Work to do
Pick out every line with the word "offset" and copy it.

— BEGIN —

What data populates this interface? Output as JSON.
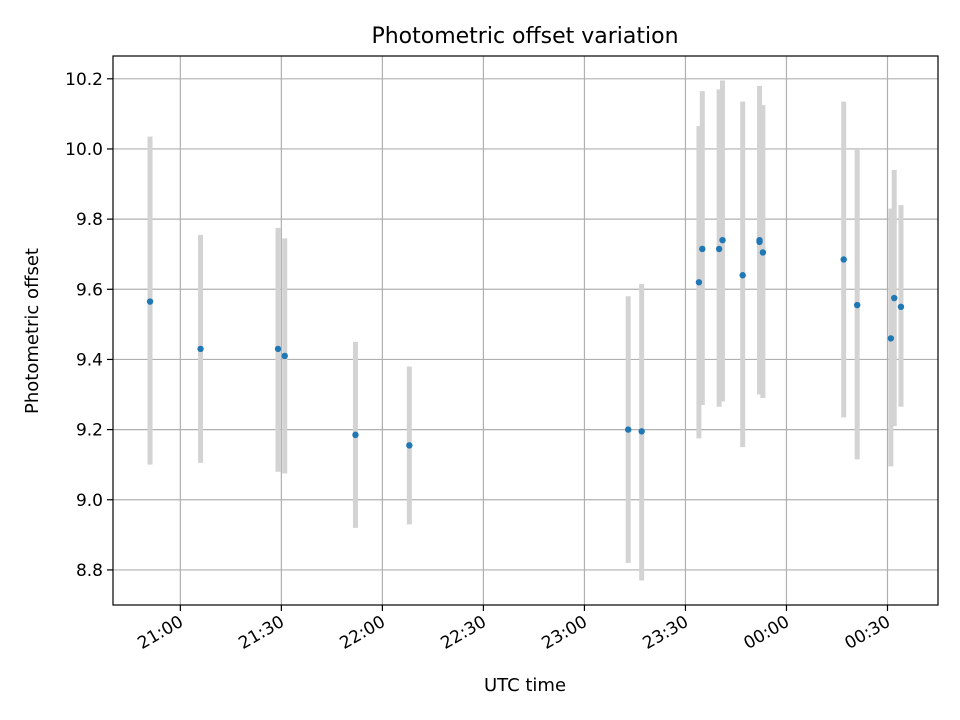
{
  "chart_data": {
    "type": "scatter",
    "title": "Photometric offset variation",
    "xlabel": "UTC time",
    "ylabel": "Photometric offset",
    "x_unit": "minutes from 00:00 UTC",
    "xlim": [
      -200,
      45
    ],
    "ylim": [
      8.7,
      10.265
    ],
    "grid": true,
    "legend": "none",
    "x_ticks": [
      {
        "value": -180,
        "label": "21:00"
      },
      {
        "value": -150,
        "label": "21:30"
      },
      {
        "value": -120,
        "label": "22:00"
      },
      {
        "value": -90,
        "label": "22:30"
      },
      {
        "value": -60,
        "label": "23:00"
      },
      {
        "value": -30,
        "label": "23:30"
      },
      {
        "value": 0,
        "label": "00:00"
      },
      {
        "value": 30,
        "label": "00:30"
      }
    ],
    "y_ticks": [
      {
        "value": 8.8,
        "label": "8.8"
      },
      {
        "value": 9.0,
        "label": "9.0"
      },
      {
        "value": 9.2,
        "label": "9.2"
      },
      {
        "value": 9.4,
        "label": "9.4"
      },
      {
        "value": 9.6,
        "label": "9.6"
      },
      {
        "value": 9.8,
        "label": "9.8"
      },
      {
        "value": 10.0,
        "label": "10.0"
      },
      {
        "value": 10.2,
        "label": "10.2"
      }
    ],
    "point_color": "#1f77b4",
    "errorbar_color": "#d3d3d3",
    "points": [
      {
        "time": "20:51",
        "x": -189,
        "y": 9.565,
        "low": 9.1,
        "high": 10.035
      },
      {
        "time": "21:06",
        "x": -174,
        "y": 9.43,
        "low": 9.105,
        "high": 9.755
      },
      {
        "time": "21:29",
        "x": -151,
        "y": 9.43,
        "low": 9.08,
        "high": 9.775
      },
      {
        "time": "21:31",
        "x": -149,
        "y": 9.41,
        "low": 9.075,
        "high": 9.745
      },
      {
        "time": "21:52",
        "x": -128,
        "y": 9.185,
        "low": 8.92,
        "high": 9.45
      },
      {
        "time": "22:08",
        "x": -112,
        "y": 9.155,
        "low": 8.93,
        "high": 9.38
      },
      {
        "time": "23:13",
        "x": -47,
        "y": 9.2,
        "low": 8.82,
        "high": 9.58
      },
      {
        "time": "23:17",
        "x": -43,
        "y": 9.195,
        "low": 8.77,
        "high": 9.615
      },
      {
        "time": "23:34",
        "x": -26,
        "y": 9.62,
        "low": 9.175,
        "high": 10.065
      },
      {
        "time": "23:35",
        "x": -25,
        "y": 9.715,
        "low": 9.27,
        "high": 10.165
      },
      {
        "time": "23:40",
        "x": -20,
        "y": 9.715,
        "low": 9.265,
        "high": 10.17
      },
      {
        "time": "23:41",
        "x": -19,
        "y": 9.74,
        "low": 9.28,
        "high": 10.195
      },
      {
        "time": "23:47",
        "x": -13,
        "y": 9.64,
        "low": 9.15,
        "high": 10.135
      },
      {
        "time": "23:52",
        "x": -8,
        "y": 9.735,
        "low": 9.3,
        "high": 10.165
      },
      {
        "time": "23:52",
        "x": -8,
        "y": 9.74,
        "low": 9.3,
        "high": 10.18
      },
      {
        "time": "23:53",
        "x": -7,
        "y": 9.705,
        "low": 9.29,
        "high": 10.125
      },
      {
        "time": "00:17",
        "x": 17,
        "y": 9.685,
        "low": 9.235,
        "high": 10.135
      },
      {
        "time": "00:21",
        "x": 21,
        "y": 9.555,
        "low": 9.115,
        "high": 10.0
      },
      {
        "time": "00:31",
        "x": 31,
        "y": 9.46,
        "low": 9.095,
        "high": 9.83
      },
      {
        "time": "00:32",
        "x": 32,
        "y": 9.575,
        "low": 9.21,
        "high": 9.94
      },
      {
        "time": "00:34",
        "x": 34,
        "y": 9.55,
        "low": 9.265,
        "high": 9.84
      }
    ]
  }
}
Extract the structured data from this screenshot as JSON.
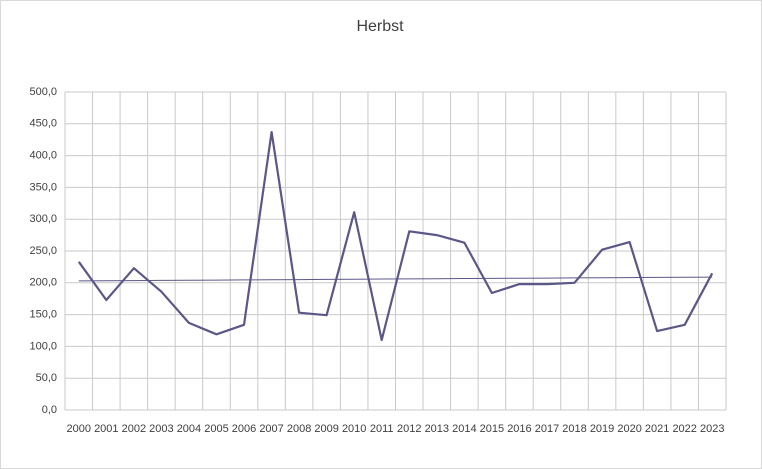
{
  "chart_data": {
    "type": "line",
    "title": "Herbst",
    "categories": [
      "2000",
      "2001",
      "2002",
      "2003",
      "2004",
      "2005",
      "2006",
      "2007",
      "2008",
      "2009",
      "2010",
      "2011",
      "2012",
      "2013",
      "2014",
      "2015",
      "2016",
      "2017",
      "2018",
      "2019",
      "2020",
      "2021",
      "2022",
      "2023"
    ],
    "series": [
      {
        "color": "#5b5887",
        "values": [
          233,
          173,
          223,
          186,
          137,
          119,
          134,
          437,
          153,
          149,
          311,
          110,
          281,
          275,
          263,
          184,
          198,
          198,
          200,
          252,
          264,
          124,
          134,
          215
        ]
      },
      {
        "color": "#5b5887",
        "trendline": true,
        "values": [
          203,
          203.3,
          203.5,
          203.8,
          204,
          204.3,
          204.6,
          204.8,
          205.1,
          205.3,
          205.6,
          205.9,
          206.1,
          206.4,
          206.7,
          206.9,
          207.2,
          207.4,
          207.7,
          208,
          208.2,
          208.5,
          208.7,
          209
        ]
      }
    ],
    "ylim": [
      0,
      500
    ],
    "yticks": [
      {
        "value": 0,
        "label": "0,0"
      },
      {
        "value": 50,
        "label": "50,0"
      },
      {
        "value": 100,
        "label": "100,0"
      },
      {
        "value": 150,
        "label": "150,0"
      },
      {
        "value": 200,
        "label": "200,0"
      },
      {
        "value": 250,
        "label": "250,0"
      },
      {
        "value": 300,
        "label": "300,0"
      },
      {
        "value": 350,
        "label": "350,0"
      },
      {
        "value": 400,
        "label": "400,0"
      },
      {
        "value": 450,
        "label": "450,0"
      },
      {
        "value": 500,
        "label": "500,0"
      }
    ],
    "grid": true
  }
}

— END —

Task result
    "title": "Photometric offset variation",
    "ylabel": "Photometric offset",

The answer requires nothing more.